(Stored items from a collection)
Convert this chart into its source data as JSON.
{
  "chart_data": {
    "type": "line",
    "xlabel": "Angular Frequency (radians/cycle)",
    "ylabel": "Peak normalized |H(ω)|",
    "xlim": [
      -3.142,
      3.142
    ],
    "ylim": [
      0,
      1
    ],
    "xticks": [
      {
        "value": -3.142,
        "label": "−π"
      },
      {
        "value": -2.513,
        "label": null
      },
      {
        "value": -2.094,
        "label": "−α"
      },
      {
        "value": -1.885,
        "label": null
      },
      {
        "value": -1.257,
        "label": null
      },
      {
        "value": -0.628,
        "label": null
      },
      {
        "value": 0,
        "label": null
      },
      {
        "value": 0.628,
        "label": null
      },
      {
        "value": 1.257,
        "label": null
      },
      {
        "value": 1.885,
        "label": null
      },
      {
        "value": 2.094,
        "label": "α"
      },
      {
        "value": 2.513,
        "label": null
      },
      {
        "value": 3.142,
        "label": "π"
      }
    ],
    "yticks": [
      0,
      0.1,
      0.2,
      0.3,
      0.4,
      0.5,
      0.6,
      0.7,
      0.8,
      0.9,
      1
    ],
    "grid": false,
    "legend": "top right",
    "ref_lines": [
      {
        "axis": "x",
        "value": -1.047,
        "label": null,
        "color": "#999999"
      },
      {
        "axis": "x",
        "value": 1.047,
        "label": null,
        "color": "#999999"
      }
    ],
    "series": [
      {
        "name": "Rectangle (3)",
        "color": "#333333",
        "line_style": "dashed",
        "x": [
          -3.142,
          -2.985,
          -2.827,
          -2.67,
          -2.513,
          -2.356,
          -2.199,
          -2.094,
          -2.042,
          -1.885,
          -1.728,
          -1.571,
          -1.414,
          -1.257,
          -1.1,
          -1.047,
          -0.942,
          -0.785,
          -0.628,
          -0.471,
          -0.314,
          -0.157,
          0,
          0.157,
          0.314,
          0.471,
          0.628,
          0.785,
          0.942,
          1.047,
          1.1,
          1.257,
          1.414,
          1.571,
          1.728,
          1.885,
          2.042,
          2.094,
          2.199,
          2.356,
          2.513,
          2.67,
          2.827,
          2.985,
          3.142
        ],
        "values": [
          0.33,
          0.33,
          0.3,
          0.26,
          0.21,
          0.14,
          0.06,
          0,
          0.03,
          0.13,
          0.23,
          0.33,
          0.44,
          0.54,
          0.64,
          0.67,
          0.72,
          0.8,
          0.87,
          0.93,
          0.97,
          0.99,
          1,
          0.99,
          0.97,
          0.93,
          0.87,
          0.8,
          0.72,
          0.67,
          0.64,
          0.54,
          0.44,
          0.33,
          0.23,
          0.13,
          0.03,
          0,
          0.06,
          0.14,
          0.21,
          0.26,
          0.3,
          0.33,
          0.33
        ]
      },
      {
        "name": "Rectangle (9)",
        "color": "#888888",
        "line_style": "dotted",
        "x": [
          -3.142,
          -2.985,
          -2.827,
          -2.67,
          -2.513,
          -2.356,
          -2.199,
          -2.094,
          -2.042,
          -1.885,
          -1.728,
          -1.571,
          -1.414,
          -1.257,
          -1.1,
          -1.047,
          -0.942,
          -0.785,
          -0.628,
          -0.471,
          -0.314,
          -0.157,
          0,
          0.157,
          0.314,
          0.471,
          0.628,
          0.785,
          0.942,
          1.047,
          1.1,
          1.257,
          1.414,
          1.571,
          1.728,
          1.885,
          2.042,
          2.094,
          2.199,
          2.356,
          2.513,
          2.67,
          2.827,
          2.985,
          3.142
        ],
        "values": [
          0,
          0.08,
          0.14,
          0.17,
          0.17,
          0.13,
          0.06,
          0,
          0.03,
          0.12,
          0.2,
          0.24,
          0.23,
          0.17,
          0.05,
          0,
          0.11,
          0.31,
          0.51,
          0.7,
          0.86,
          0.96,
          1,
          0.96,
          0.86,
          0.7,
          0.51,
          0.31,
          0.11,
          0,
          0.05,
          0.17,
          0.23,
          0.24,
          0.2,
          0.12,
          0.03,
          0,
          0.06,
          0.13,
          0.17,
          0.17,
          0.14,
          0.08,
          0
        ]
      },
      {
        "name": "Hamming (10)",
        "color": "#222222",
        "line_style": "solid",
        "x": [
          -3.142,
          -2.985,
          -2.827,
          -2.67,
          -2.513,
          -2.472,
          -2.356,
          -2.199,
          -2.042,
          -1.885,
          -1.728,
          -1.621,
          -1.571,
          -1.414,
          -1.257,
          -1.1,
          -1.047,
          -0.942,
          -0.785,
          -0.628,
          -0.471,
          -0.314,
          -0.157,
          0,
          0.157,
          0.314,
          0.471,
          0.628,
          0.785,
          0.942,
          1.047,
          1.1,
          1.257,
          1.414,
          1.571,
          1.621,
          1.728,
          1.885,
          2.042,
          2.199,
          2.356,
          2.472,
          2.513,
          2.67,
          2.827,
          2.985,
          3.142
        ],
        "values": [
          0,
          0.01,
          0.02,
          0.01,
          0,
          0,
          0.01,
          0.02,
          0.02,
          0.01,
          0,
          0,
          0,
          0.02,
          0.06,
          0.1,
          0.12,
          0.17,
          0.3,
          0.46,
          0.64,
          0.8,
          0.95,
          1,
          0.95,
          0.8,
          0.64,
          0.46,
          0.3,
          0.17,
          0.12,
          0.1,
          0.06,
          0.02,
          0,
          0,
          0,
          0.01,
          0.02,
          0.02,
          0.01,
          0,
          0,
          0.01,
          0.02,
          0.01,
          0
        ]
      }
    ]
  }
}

#### EXERCISE
Lines that include the word "name" are to be extracted from the data above.

#### TASK OUTPUT
        "name": "Rectangle (3)",
        "name": "Rectangle (9)",
        "name": "Hamming (10)",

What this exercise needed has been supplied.